Start Material provided
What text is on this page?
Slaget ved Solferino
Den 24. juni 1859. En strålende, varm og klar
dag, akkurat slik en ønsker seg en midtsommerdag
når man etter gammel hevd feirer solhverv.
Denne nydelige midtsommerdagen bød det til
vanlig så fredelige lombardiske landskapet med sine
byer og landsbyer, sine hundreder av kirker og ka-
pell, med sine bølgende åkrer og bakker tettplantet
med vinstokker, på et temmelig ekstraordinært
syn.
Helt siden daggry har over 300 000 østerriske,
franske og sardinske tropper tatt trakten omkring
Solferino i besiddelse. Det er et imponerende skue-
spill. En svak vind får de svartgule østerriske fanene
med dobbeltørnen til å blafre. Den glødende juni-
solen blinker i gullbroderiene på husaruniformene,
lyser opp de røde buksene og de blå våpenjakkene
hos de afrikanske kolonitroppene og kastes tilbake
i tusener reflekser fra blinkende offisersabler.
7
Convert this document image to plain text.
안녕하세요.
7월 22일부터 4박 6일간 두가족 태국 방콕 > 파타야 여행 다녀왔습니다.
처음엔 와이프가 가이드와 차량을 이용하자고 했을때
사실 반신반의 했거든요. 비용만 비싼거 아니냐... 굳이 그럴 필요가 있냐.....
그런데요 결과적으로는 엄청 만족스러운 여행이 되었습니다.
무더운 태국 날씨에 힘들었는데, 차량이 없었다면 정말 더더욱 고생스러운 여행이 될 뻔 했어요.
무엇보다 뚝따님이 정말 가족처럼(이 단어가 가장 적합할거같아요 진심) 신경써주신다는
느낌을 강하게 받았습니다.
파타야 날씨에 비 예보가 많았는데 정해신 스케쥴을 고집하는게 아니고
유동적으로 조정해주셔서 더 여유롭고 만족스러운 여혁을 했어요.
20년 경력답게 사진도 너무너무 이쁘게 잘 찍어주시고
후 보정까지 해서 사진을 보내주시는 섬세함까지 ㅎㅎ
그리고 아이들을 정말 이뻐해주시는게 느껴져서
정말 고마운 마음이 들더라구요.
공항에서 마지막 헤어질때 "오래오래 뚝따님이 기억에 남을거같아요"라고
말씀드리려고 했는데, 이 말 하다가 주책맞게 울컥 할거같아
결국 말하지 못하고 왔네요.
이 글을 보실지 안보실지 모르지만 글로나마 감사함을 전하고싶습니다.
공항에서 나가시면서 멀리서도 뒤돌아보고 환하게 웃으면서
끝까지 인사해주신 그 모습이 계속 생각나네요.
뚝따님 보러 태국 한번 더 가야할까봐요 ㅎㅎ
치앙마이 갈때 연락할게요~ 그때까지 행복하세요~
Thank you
End Material provided
Aim>
Provide the count, and nothing else, of lines in the data above where the word "sine" occurs.

Result for this exercise>
3